EXERCISE DETAILS:
Leave out the pictures; transcribe all else exactly.

INPUT ROWS:
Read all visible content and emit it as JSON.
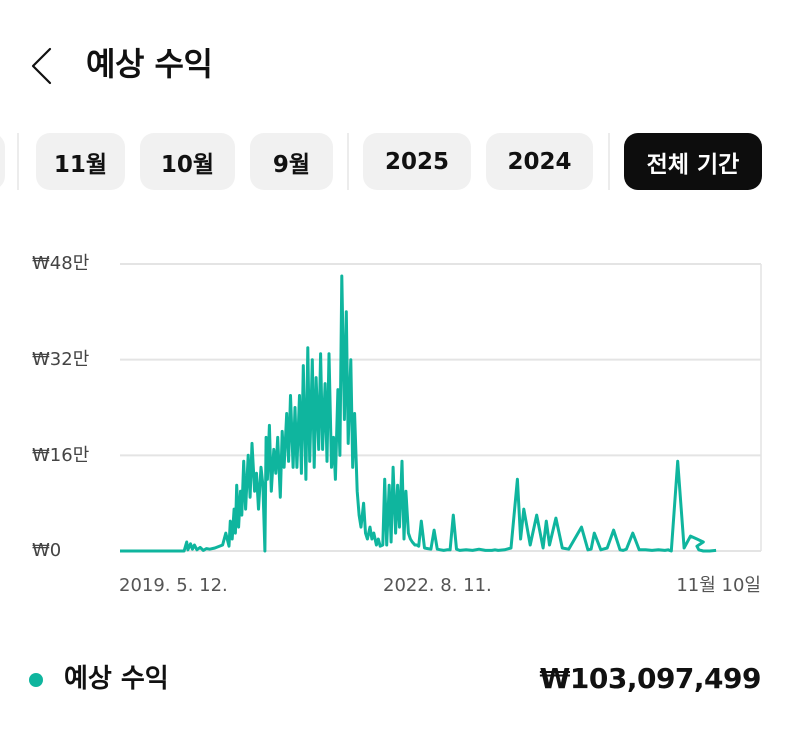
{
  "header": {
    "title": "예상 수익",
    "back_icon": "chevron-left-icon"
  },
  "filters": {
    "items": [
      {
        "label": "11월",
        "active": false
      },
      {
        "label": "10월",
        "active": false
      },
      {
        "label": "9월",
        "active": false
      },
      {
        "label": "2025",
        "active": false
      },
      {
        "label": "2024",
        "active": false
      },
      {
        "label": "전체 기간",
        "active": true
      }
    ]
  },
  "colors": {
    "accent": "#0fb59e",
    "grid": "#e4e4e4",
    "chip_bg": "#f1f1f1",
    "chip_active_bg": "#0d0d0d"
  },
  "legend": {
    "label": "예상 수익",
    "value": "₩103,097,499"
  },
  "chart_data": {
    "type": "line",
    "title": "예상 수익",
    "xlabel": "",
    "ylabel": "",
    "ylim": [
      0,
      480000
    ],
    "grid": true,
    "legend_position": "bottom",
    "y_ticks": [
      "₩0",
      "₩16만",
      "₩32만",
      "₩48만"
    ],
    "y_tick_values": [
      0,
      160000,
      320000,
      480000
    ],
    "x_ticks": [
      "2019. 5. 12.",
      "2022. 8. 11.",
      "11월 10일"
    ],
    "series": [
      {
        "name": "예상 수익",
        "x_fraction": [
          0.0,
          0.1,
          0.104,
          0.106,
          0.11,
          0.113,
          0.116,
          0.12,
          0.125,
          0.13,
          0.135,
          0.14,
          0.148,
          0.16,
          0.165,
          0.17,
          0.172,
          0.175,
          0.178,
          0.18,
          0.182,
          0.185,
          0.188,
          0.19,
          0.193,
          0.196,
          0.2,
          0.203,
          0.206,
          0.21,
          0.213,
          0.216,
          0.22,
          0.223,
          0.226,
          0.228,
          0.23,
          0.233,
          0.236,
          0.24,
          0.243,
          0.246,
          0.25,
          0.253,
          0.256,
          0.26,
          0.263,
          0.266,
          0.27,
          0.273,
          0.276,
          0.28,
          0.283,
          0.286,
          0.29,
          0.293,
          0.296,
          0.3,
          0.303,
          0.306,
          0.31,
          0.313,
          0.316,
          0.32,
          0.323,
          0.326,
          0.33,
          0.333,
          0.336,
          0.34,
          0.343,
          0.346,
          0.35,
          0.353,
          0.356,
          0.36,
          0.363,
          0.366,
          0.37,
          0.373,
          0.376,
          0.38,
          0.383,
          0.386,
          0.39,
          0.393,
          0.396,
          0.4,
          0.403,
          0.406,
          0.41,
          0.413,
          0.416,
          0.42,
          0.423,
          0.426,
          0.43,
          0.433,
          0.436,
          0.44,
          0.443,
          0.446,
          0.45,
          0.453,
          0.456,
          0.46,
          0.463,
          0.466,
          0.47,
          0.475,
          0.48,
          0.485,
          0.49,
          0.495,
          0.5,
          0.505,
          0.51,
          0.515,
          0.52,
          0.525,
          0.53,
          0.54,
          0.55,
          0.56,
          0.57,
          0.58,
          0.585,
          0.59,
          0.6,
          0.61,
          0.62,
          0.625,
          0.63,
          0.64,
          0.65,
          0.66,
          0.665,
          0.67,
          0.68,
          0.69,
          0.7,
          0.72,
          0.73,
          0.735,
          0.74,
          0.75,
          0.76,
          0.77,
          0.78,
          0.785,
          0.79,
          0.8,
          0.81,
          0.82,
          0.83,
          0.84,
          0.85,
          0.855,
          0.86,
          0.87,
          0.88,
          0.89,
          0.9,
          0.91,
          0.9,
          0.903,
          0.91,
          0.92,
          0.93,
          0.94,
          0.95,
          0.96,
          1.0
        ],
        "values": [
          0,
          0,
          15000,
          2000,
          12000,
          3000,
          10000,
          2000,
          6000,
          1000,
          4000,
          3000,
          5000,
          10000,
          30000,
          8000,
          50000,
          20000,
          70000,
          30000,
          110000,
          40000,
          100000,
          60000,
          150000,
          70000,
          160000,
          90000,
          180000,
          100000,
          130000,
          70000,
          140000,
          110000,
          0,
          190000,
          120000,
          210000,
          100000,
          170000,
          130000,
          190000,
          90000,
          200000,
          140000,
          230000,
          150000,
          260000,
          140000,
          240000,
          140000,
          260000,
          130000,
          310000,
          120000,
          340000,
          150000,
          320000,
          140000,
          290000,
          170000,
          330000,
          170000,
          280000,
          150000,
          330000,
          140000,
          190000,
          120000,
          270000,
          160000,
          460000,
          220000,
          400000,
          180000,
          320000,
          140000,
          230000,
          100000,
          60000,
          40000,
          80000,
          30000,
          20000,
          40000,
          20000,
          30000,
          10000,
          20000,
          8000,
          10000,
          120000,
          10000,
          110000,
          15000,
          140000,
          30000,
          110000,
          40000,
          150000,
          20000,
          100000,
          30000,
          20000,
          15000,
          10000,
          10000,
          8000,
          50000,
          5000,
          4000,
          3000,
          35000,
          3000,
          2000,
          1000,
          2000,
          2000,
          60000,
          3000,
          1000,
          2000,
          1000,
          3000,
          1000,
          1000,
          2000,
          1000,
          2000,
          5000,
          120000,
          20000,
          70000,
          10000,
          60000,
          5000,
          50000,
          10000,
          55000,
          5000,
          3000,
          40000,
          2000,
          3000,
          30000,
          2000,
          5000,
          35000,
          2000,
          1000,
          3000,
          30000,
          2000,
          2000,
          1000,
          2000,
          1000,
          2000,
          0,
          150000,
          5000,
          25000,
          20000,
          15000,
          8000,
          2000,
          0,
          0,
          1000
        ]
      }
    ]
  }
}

RESULT OF THIS TASK:
Read all visible content and emit it as JSON.
{
  "header": {
    "title": "예상 수익",
    "back_icon": "chevron-left-icon"
  },
  "filters": {
    "items": [
      {
        "label": "11월",
        "active": false
      },
      {
        "label": "10월",
        "active": false
      },
      {
        "label": "9월",
        "active": false
      },
      {
        "label": "2025",
        "active": false
      },
      {
        "label": "2024",
        "active": false
      },
      {
        "label": "전체 기간",
        "active": true
      }
    ]
  },
  "colors": {
    "accent": "#0fb59e",
    "grid": "#e4e4e4",
    "chip_bg": "#f1f1f1",
    "chip_active_bg": "#0d0d0d"
  },
  "legend": {
    "label": "예상 수익",
    "value": "₩103,097,499"
  },
  "chart_data": {
    "type": "line",
    "title": "예상 수익",
    "xlabel": "",
    "ylabel": "",
    "ylim": [
      0,
      480000
    ],
    "grid": true,
    "legend_position": "bottom",
    "y_ticks": [
      "₩0",
      "₩16만",
      "₩32만",
      "₩48만"
    ],
    "y_tick_values": [
      0,
      160000,
      320000,
      480000
    ],
    "x_ticks": [
      "2019. 5. 12.",
      "2022. 8. 11.",
      "11월 10일"
    ],
    "series": [
      {
        "name": "예상 수익",
        "x_fraction": [
          0.0,
          0.1,
          0.104,
          0.106,
          0.11,
          0.113,
          0.116,
          0.12,
          0.125,
          0.13,
          0.135,
          0.14,
          0.148,
          0.16,
          0.165,
          0.17,
          0.172,
          0.175,
          0.178,
          0.18,
          0.182,
          0.185,
          0.188,
          0.19,
          0.193,
          0.196,
          0.2,
          0.203,
          0.206,
          0.21,
          0.213,
          0.216,
          0.22,
          0.223,
          0.226,
          0.228,
          0.23,
          0.233,
          0.236,
          0.24,
          0.243,
          0.246,
          0.25,
          0.253,
          0.256,
          0.26,
          0.263,
          0.266,
          0.27,
          0.273,
          0.276,
          0.28,
          0.283,
          0.286,
          0.29,
          0.293,
          0.296,
          0.3,
          0.303,
          0.306,
          0.31,
          0.313,
          0.316,
          0.32,
          0.323,
          0.326,
          0.33,
          0.333,
          0.336,
          0.34,
          0.343,
          0.346,
          0.35,
          0.353,
          0.356,
          0.36,
          0.363,
          0.366,
          0.37,
          0.373,
          0.376,
          0.38,
          0.383,
          0.386,
          0.39,
          0.393,
          0.396,
          0.4,
          0.403,
          0.406,
          0.41,
          0.413,
          0.416,
          0.42,
          0.423,
          0.426,
          0.43,
          0.433,
          0.436,
          0.44,
          0.443,
          0.446,
          0.45,
          0.453,
          0.456,
          0.46,
          0.463,
          0.466,
          0.47,
          0.475,
          0.48,
          0.485,
          0.49,
          0.495,
          0.5,
          0.505,
          0.51,
          0.515,
          0.52,
          0.525,
          0.53,
          0.54,
          0.55,
          0.56,
          0.57,
          0.58,
          0.585,
          0.59,
          0.6,
          0.61,
          0.62,
          0.625,
          0.63,
          0.64,
          0.65,
          0.66,
          0.665,
          0.67,
          0.68,
          0.69,
          0.7,
          0.72,
          0.73,
          0.735,
          0.74,
          0.75,
          0.76,
          0.77,
          0.78,
          0.785,
          0.79,
          0.8,
          0.81,
          0.82,
          0.83,
          0.84,
          0.85,
          0.855,
          0.86,
          0.87,
          0.88,
          0.89,
          0.9,
          0.91,
          0.9,
          0.903,
          0.91,
          0.92,
          0.93,
          0.94,
          0.95,
          0.96,
          1.0
        ],
        "values": [
          0,
          0,
          15000,
          2000,
          12000,
          3000,
          10000,
          2000,
          6000,
          1000,
          4000,
          3000,
          5000,
          10000,
          30000,
          8000,
          50000,
          20000,
          70000,
          30000,
          110000,
          40000,
          100000,
          60000,
          150000,
          70000,
          160000,
          90000,
          180000,
          100000,
          130000,
          70000,
          140000,
          110000,
          0,
          190000,
          120000,
          210000,
          100000,
          170000,
          130000,
          190000,
          90000,
          200000,
          140000,
          230000,
          150000,
          260000,
          140000,
          240000,
          140000,
          260000,
          130000,
          310000,
          120000,
          340000,
          150000,
          320000,
          140000,
          290000,
          170000,
          330000,
          170000,
          280000,
          150000,
          330000,
          140000,
          190000,
          120000,
          270000,
          160000,
          460000,
          220000,
          400000,
          180000,
          320000,
          140000,
          230000,
          100000,
          60000,
          40000,
          80000,
          30000,
          20000,
          40000,
          20000,
          30000,
          10000,
          20000,
          8000,
          10000,
          120000,
          10000,
          110000,
          15000,
          140000,
          30000,
          110000,
          40000,
          150000,
          20000,
          100000,
          30000,
          20000,
          15000,
          10000,
          10000,
          8000,
          50000,
          5000,
          4000,
          3000,
          35000,
          3000,
          2000,
          1000,
          2000,
          2000,
          60000,
          3000,
          1000,
          2000,
          1000,
          3000,
          1000,
          1000,
          2000,
          1000,
          2000,
          5000,
          120000,
          20000,
          70000,
          10000,
          60000,
          5000,
          50000,
          10000,
          55000,
          5000,
          3000,
          40000,
          2000,
          3000,
          30000,
          2000,
          5000,
          35000,
          2000,
          1000,
          3000,
          30000,
          2000,
          2000,
          1000,
          2000,
          1000,
          2000,
          0,
          150000,
          5000,
          25000,
          20000,
          15000,
          8000,
          2000,
          0,
          0,
          1000
        ]
      }
    ]
  }
}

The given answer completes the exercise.